Sun sees the development of Linux as perhaps more concern for the lower end of their product offering. Sun's strategy is to make sure that Linux can run on the Sun hardware so people can choose to run Linux on Sun hardware. This is interesting because Sun can then continue to offer hardware support for their machines. In the future, we would not be surprised to see Sun offer software support for Linux on their lower-end machines.

In many ways, this is a short step for Sun. In fact, if you were to call a Sun administrator right now and ask him or her what's the first thing they do when they receive a new Sun box, they will tell you ``Download the GNU tools and compilers and install my favorite shells.'' Sun will perhaps finally get this message from their customer base and just do this for people as an outreach measure. However, Sun will operate at a disadvantage until they see the service their customer base can provide for them: innovation through cross-pollination of ideas based on source code release.

SCO, on the other hand, has a less flexible model. SCO's pricing model sells the OS first, with additional costs for tools that the Linux user takes for granted, such as compilers and text processing languages. This model simply can't be sustained in the face of competition from a robust free OS. Unlike Sun, which has added value in its broad hardware line, SCO has no hardware to tie profits to. Their OS is essentially all they have, and in SCO's case, that's not good enough. What will SCO do?

Their response so far has not been enlightened. In the beginning of 1998, SCO sent out a letter to its vast mailing list of users slamming open Unixes like Linux and FreeBSD as unstable and unprofessional while offering a reduced price on the SCO base OS. They were widely scorned for this move and had to do some serious backpedaling. The letter insulted a number of people by blatantly lying about the credentials of Linux. SCO didn't give their customers credit for being smart enough to see through the FUD. SCO eventually published a retraction on their web site.

In late 1998, SCO sent out a press release talking about how SCO Unix now has a Linux compatibility layer, so that your favorite Linux programs can be run under SCO Unix. The response was underwhelming. Why spend money on an OS just to make it compatible with a competitive free offering?

SCO is in a unique position to benefit from the Open Source movement. SCO has some very valuable intellectual property that they can leverage into a real position of power in the Open Source future. They must, however, make a leap of faith. Instead of seeing Open Source as a threat that would erode SCO's intellectual property, they need to see Open Source as an opportunity to bring innovation to that intellectual property.

Of course the maneuverings of a company like SCO or even Sun with respect to Open Source pale compared to the actions of Microsoft. So far Microsoft remains locked in its proprietary model, and seems determined to see that model through at least the release of Windows 2000.

**To do:**
Answer these questions about the passage on Sun, SCO and Open Source:
(a) What do Sun administrators say is the first thing they do when they receive a new Sun box?
(b) When did SCO send out the letter attacking open Unixes like Linux and FreeBSD?
(c) What did SCO's press release in late 1998 say SCO Unix now has?

**Dataset records:**
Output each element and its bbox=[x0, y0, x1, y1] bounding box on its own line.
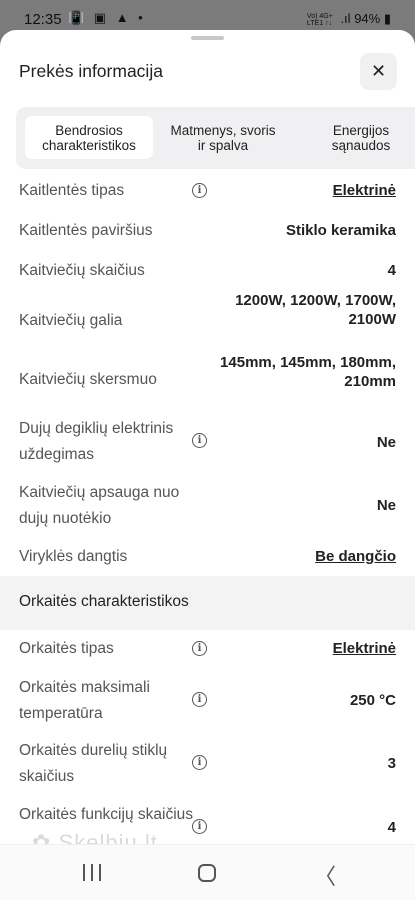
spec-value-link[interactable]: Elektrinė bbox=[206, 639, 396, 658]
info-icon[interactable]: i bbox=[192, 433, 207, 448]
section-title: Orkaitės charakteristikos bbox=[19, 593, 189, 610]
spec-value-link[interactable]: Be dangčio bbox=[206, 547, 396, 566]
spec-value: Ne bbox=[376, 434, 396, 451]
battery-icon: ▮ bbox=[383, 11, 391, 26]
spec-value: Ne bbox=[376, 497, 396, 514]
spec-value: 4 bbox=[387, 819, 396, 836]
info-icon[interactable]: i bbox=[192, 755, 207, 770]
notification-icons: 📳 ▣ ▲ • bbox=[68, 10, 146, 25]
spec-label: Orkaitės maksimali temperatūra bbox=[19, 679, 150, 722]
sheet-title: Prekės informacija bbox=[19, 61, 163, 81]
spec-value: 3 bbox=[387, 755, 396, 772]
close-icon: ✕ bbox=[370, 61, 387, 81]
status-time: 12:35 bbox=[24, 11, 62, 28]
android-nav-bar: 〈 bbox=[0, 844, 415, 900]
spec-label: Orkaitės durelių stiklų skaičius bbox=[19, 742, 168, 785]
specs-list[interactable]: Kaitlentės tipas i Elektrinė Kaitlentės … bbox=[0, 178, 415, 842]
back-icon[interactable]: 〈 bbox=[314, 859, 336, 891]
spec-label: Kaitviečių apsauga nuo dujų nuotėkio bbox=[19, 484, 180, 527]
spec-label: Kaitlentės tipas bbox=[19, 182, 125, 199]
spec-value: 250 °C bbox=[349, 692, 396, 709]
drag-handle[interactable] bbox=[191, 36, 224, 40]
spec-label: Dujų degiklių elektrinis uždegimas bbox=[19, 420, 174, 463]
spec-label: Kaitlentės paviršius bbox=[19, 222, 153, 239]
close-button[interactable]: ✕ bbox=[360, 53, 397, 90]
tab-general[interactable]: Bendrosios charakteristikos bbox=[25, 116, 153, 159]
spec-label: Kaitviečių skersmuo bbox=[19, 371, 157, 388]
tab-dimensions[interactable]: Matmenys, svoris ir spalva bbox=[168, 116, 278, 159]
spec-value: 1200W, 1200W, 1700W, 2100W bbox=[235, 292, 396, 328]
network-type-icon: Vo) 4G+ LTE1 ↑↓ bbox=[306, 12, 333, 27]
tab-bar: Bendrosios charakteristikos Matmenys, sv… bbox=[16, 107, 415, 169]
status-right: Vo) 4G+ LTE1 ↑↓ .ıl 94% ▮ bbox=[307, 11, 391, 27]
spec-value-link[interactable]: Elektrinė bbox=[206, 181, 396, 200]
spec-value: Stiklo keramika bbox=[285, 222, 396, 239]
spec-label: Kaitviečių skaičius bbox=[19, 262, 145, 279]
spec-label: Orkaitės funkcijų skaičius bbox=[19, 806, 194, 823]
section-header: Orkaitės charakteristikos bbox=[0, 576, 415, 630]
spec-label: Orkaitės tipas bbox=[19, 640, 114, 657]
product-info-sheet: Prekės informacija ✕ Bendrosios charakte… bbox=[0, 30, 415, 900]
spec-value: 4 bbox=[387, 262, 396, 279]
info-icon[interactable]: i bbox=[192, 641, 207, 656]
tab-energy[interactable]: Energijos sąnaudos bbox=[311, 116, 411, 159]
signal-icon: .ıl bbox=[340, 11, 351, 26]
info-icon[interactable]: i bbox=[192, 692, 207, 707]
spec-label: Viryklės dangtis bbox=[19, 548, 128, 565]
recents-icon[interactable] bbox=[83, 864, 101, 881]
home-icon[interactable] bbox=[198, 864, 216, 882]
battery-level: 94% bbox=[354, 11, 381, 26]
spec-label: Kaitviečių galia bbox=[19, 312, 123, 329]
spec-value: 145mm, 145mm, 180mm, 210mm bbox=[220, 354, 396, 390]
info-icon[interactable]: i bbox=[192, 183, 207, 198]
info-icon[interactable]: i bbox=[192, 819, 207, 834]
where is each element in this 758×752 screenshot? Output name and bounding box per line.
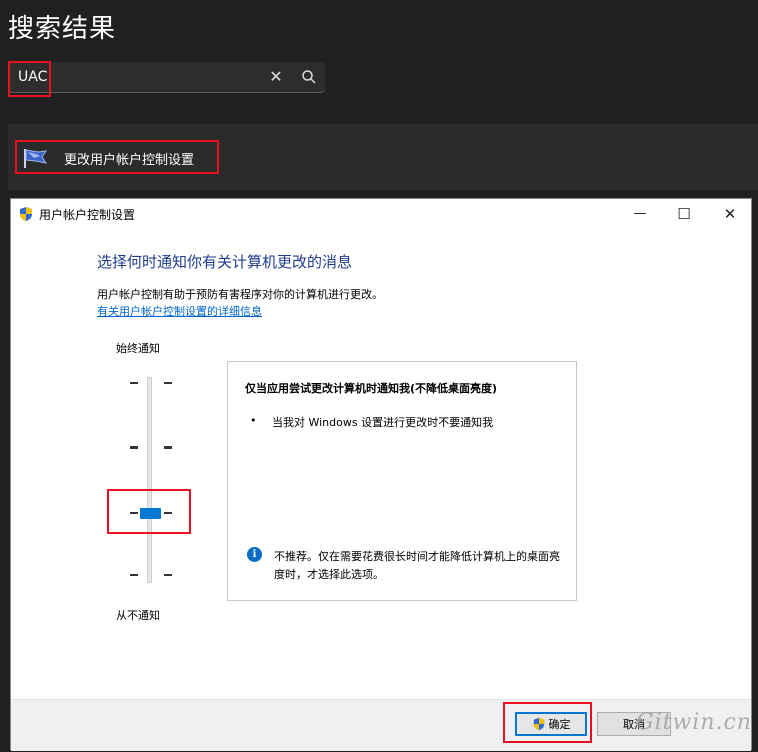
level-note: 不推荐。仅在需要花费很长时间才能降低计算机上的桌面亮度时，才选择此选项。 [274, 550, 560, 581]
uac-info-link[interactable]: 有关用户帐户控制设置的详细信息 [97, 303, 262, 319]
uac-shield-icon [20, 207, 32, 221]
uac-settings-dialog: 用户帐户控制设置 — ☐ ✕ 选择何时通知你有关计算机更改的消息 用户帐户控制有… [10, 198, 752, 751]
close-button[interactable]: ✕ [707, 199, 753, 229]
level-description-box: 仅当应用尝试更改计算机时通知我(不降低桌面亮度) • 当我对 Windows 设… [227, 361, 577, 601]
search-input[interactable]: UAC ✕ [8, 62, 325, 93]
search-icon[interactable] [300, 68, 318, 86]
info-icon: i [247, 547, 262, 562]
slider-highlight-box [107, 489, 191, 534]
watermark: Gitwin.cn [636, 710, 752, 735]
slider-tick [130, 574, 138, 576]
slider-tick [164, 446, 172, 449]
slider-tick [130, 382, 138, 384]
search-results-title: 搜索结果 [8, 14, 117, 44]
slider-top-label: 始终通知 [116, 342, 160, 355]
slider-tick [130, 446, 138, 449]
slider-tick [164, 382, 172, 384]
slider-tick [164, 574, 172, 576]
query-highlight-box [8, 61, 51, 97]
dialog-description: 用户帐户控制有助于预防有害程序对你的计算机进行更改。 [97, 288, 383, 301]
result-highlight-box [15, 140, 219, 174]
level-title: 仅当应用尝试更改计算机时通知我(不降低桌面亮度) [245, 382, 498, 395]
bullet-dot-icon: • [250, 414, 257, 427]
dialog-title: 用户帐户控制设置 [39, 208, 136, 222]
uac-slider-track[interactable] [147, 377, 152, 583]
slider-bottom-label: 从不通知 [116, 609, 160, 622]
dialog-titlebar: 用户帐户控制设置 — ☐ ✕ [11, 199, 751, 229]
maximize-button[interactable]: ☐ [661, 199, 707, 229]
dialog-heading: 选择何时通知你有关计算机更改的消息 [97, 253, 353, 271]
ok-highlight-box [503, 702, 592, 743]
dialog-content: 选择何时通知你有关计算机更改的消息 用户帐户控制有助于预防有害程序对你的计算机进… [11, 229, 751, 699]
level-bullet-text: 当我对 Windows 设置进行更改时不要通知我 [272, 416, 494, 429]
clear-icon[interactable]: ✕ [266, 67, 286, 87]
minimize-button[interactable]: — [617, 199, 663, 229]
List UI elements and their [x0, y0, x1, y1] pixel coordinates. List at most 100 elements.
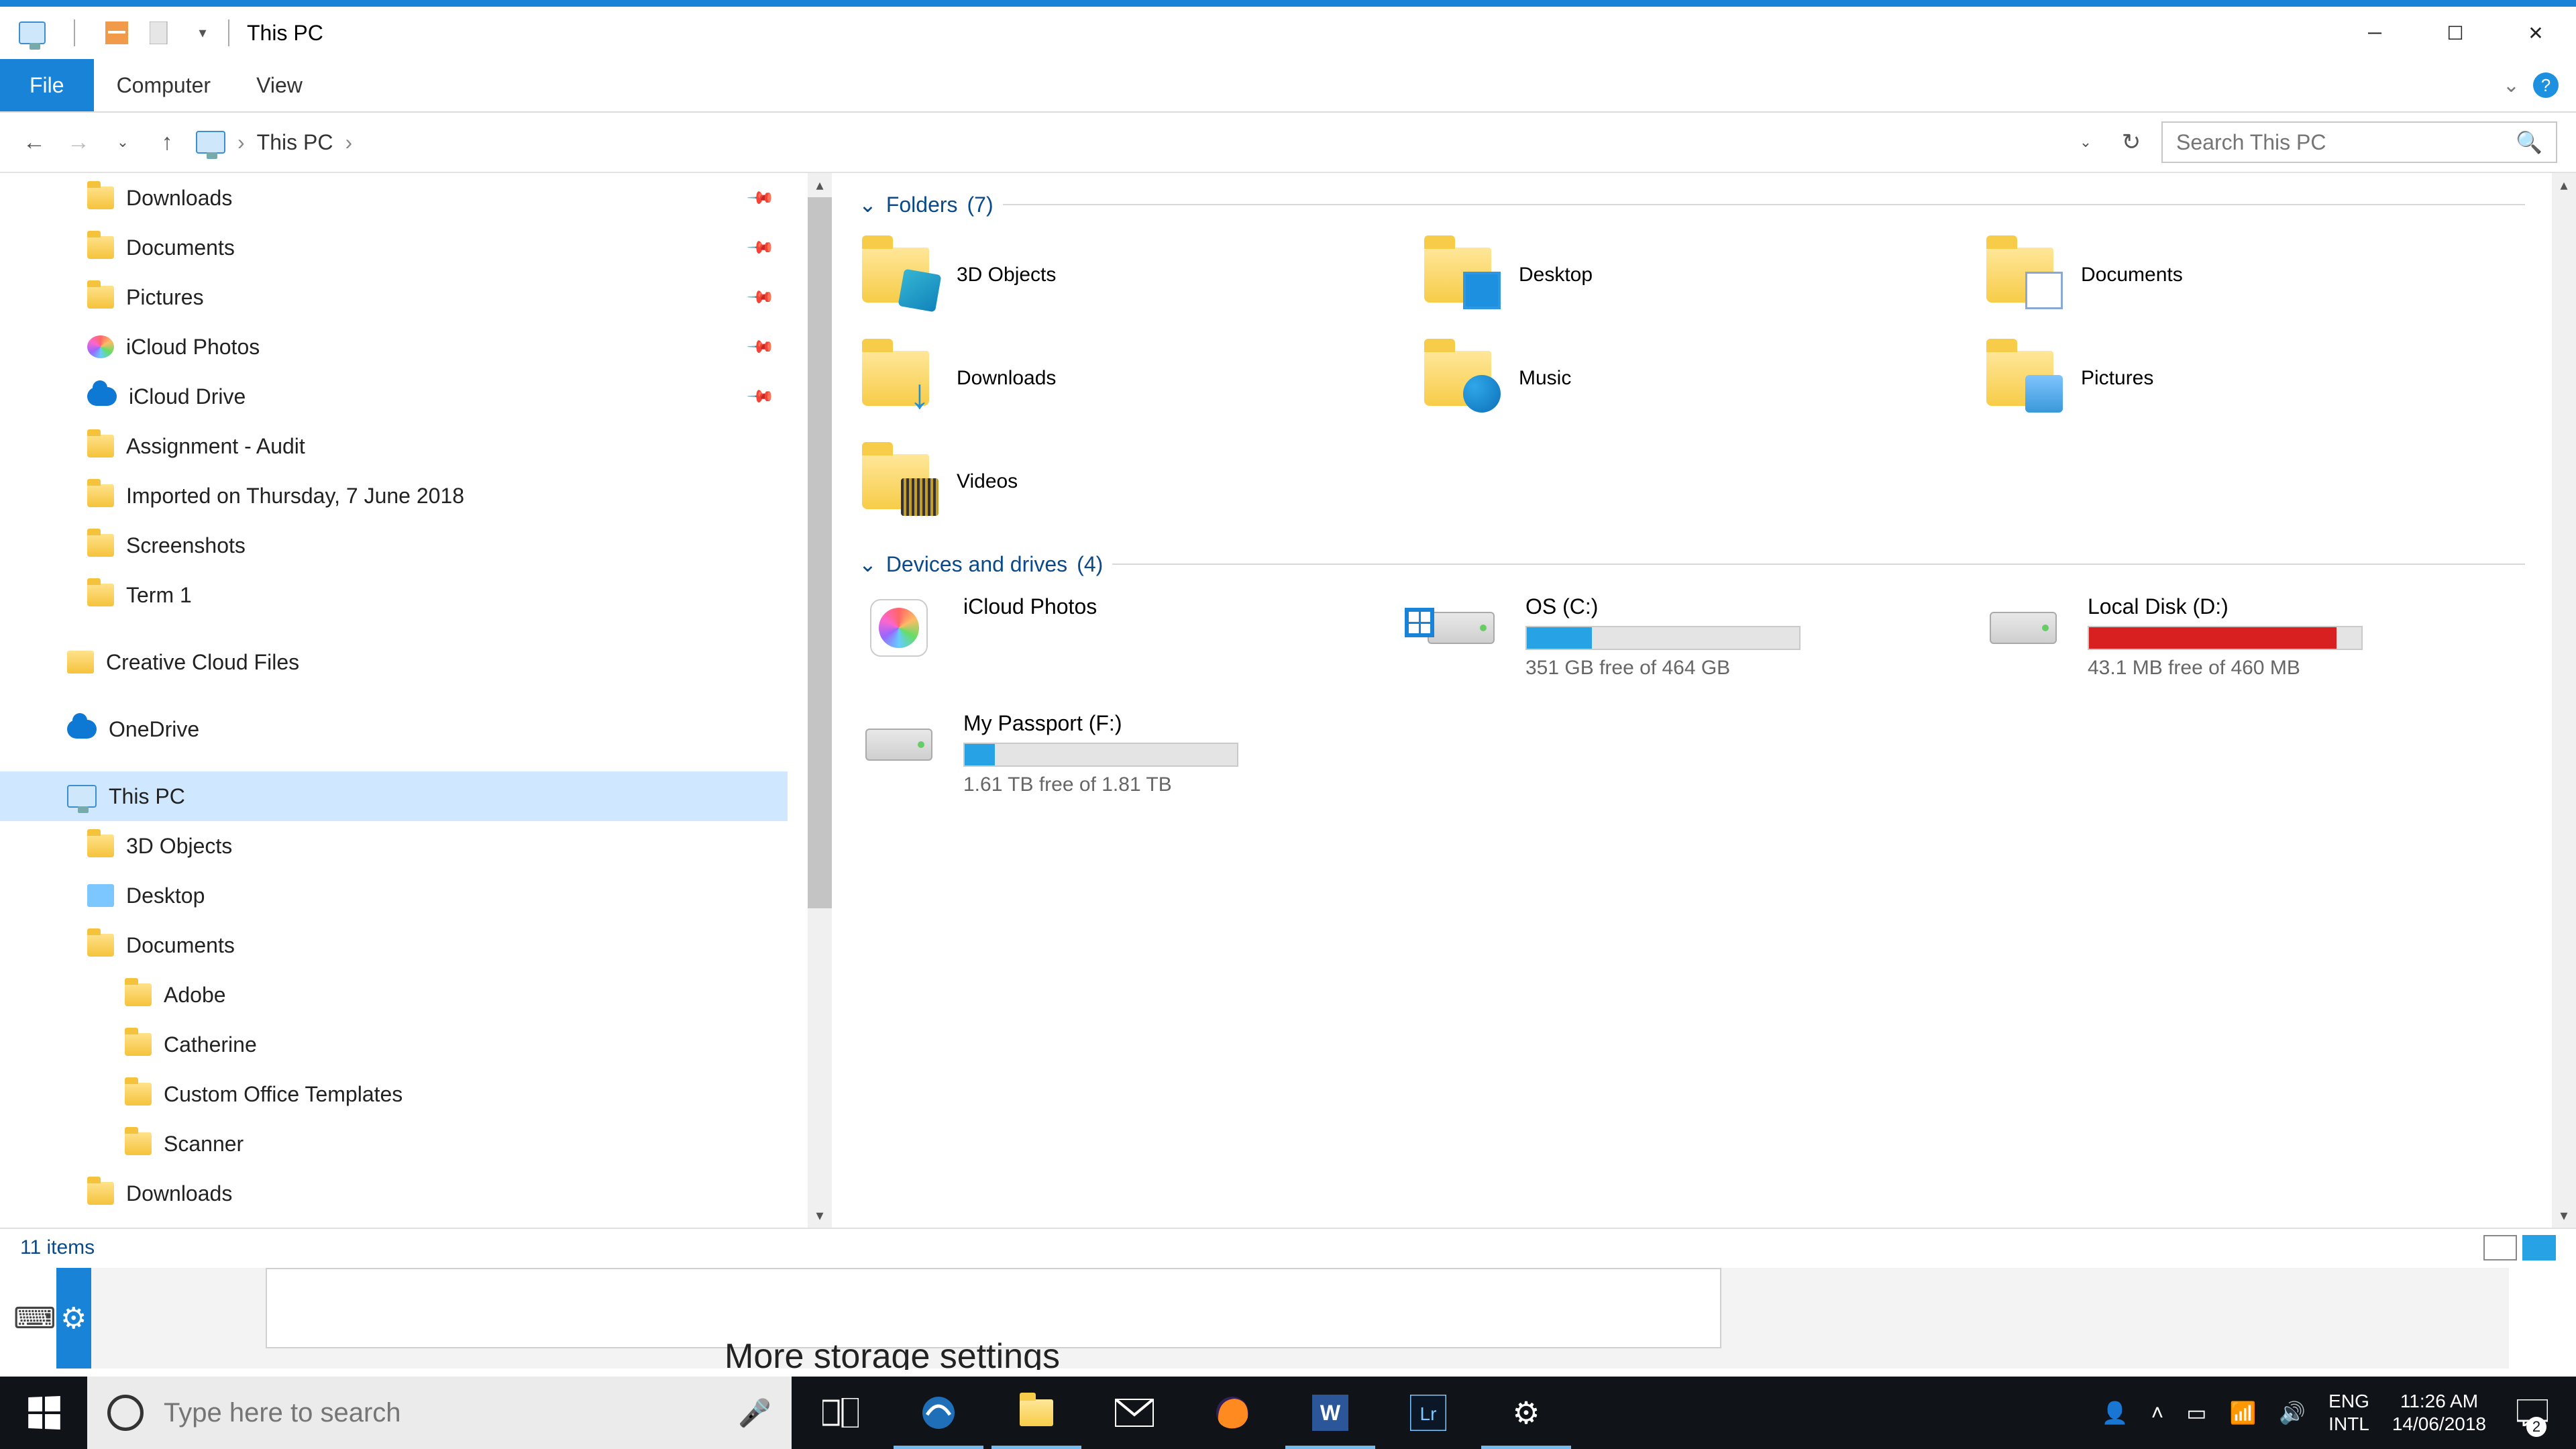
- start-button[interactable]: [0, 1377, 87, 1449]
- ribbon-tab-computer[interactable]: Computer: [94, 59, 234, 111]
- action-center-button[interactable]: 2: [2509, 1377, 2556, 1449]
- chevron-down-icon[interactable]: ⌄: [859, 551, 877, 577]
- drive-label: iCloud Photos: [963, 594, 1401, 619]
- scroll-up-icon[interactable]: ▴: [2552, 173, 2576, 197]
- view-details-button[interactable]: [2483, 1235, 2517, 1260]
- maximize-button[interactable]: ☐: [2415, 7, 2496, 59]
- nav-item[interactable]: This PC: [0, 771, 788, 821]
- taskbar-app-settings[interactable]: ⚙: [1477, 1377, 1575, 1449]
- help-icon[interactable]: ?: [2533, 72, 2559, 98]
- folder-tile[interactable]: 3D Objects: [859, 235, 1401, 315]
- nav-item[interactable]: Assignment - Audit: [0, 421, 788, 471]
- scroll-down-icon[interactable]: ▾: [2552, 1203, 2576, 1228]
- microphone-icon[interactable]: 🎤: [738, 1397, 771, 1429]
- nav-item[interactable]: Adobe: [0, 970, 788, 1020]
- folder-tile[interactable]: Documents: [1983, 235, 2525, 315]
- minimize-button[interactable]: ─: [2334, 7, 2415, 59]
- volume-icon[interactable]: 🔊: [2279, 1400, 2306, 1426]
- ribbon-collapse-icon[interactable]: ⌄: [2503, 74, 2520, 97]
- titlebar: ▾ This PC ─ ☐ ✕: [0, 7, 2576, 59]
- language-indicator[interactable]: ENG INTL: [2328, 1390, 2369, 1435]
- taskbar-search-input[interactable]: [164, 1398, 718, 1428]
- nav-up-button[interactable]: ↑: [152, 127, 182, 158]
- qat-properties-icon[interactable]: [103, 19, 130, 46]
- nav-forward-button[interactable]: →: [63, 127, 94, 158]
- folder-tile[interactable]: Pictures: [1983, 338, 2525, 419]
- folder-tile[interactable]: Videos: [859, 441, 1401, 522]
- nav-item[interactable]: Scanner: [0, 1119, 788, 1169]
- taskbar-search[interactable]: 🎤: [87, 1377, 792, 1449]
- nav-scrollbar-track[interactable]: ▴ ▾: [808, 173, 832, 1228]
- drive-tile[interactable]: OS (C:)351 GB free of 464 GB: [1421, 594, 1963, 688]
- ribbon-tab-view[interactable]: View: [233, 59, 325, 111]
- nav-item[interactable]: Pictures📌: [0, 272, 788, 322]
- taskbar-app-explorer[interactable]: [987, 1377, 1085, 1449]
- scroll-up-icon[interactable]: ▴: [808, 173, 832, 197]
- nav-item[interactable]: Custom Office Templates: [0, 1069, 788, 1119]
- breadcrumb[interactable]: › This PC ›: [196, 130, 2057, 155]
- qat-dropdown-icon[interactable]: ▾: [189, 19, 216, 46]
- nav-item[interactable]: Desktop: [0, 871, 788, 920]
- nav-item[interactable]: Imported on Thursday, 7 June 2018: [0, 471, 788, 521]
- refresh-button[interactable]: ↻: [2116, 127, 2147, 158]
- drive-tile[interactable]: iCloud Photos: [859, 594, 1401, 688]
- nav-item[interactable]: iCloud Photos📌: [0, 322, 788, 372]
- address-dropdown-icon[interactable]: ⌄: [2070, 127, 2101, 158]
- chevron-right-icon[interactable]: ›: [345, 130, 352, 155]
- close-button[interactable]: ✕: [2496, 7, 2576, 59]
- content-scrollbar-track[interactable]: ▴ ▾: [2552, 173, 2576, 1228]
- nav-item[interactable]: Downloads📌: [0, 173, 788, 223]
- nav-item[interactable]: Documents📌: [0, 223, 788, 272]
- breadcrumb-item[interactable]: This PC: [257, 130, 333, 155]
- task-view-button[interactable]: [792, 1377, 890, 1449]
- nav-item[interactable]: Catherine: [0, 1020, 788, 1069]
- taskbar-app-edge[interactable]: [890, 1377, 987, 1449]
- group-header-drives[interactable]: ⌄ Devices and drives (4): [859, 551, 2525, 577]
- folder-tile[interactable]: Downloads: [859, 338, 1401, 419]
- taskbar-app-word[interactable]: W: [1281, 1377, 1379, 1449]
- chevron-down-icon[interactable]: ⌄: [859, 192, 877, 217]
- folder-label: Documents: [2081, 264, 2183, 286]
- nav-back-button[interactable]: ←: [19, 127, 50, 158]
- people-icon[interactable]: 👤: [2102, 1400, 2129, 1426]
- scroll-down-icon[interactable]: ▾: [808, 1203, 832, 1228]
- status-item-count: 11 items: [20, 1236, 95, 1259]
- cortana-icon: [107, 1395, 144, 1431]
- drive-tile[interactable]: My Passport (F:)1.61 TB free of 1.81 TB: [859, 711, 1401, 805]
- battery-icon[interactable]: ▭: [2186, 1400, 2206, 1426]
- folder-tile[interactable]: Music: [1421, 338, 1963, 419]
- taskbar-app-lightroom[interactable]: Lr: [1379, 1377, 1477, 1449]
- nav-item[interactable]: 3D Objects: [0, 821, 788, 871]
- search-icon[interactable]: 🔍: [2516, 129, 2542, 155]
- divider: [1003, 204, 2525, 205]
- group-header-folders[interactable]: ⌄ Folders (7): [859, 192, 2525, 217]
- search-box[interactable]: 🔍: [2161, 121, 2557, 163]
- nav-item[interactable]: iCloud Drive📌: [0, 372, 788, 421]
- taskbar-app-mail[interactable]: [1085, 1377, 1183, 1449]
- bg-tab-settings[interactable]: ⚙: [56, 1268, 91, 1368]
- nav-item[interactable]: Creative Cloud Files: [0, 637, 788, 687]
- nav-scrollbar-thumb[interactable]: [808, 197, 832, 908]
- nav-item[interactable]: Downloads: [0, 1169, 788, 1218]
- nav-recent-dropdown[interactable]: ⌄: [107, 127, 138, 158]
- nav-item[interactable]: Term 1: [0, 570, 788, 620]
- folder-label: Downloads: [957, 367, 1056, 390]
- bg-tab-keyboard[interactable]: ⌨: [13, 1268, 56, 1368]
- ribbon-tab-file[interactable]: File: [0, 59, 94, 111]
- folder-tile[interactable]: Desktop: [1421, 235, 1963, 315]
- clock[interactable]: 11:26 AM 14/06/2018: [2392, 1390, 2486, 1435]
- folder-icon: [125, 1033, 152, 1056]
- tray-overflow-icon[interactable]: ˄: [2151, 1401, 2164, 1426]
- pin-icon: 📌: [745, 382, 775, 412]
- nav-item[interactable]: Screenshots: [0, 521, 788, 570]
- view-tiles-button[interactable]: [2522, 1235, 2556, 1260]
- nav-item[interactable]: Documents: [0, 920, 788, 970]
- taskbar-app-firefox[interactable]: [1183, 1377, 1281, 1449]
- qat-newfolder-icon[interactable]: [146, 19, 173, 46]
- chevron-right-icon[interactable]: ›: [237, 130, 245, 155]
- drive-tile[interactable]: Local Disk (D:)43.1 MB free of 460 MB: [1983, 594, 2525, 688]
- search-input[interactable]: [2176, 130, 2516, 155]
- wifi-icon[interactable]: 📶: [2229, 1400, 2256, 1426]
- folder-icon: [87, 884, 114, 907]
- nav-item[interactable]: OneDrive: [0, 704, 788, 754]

**Response for this exercise:**
(a) They download the GNU tools and compilers and install their favorite shells.
(b) At the beginning of 1998.
(c) A Linux compatibility layer, so that Linux programs can be run under SCO Unix.